§ **YOUR GOAL**: Go through the listing and pick out each line with the word "паркиране" in it.

Saved data entries
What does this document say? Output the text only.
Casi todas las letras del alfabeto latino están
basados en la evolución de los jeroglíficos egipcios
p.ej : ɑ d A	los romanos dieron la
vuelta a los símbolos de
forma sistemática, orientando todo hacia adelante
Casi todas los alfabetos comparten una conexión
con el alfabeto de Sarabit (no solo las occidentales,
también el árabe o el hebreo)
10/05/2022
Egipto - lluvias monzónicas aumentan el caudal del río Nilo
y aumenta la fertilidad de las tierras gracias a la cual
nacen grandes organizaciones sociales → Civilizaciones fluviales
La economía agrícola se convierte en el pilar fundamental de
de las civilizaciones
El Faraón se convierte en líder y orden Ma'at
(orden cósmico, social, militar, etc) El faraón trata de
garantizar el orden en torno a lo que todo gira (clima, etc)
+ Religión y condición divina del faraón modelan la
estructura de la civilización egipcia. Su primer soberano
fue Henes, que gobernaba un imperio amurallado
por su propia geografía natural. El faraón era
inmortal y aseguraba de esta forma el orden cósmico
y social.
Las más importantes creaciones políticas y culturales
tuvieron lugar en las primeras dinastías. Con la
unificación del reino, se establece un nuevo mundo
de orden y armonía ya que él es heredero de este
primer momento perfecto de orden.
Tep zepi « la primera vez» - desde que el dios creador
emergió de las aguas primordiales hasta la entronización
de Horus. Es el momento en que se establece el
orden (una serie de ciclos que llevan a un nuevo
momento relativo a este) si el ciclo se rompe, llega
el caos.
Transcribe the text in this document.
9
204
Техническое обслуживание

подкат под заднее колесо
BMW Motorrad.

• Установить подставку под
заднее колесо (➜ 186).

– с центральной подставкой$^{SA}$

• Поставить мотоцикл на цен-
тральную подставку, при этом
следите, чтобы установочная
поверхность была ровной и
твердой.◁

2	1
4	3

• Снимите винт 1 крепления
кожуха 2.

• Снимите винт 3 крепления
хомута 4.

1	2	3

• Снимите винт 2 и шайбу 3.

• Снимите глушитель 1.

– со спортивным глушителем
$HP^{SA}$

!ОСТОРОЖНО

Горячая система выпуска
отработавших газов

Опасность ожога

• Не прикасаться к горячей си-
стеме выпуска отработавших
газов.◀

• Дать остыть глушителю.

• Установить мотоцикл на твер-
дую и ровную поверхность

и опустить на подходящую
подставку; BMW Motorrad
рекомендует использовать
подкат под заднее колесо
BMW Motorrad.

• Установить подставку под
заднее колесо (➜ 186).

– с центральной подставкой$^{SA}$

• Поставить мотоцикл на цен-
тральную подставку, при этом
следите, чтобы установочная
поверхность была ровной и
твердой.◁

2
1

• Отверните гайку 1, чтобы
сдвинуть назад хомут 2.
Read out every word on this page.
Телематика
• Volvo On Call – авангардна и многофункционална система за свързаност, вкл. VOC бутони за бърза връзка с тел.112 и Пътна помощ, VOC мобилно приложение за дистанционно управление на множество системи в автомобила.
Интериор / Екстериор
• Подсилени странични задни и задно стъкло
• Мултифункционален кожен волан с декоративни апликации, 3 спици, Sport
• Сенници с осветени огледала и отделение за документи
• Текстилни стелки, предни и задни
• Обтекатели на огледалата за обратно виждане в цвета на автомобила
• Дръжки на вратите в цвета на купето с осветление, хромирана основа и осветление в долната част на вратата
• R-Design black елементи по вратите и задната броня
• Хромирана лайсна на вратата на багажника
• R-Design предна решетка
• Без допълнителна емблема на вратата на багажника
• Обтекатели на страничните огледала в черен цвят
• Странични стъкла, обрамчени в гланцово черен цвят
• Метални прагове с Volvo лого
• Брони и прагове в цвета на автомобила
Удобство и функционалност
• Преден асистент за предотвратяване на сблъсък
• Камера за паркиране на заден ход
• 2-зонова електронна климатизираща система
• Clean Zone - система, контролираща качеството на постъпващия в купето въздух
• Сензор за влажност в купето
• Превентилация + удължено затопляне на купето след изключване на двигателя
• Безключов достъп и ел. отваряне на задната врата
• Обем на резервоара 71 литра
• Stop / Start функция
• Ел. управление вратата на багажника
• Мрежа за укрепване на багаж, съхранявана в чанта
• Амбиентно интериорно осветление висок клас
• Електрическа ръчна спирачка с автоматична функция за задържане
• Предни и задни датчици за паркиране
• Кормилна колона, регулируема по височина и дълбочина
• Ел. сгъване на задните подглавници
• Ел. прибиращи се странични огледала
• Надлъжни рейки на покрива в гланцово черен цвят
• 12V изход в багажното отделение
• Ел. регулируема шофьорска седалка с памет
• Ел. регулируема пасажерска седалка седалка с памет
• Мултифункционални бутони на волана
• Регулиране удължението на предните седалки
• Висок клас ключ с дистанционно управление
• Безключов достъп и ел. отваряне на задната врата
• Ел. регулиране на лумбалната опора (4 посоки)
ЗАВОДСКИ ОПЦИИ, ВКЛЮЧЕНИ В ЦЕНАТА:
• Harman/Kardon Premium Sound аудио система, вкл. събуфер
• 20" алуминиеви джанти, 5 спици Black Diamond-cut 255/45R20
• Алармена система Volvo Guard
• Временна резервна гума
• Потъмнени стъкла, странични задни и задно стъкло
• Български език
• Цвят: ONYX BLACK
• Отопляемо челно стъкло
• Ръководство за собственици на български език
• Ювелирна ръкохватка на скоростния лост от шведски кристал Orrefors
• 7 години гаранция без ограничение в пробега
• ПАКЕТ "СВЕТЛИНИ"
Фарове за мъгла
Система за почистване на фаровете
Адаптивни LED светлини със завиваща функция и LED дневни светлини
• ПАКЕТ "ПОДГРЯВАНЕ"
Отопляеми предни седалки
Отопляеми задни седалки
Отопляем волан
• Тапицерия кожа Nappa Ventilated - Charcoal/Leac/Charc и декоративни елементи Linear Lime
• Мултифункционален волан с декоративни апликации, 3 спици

§ **WRITTEN REPLY**:
• Камера за паркиране на заден ход
• Предни и задни датчици за паркиране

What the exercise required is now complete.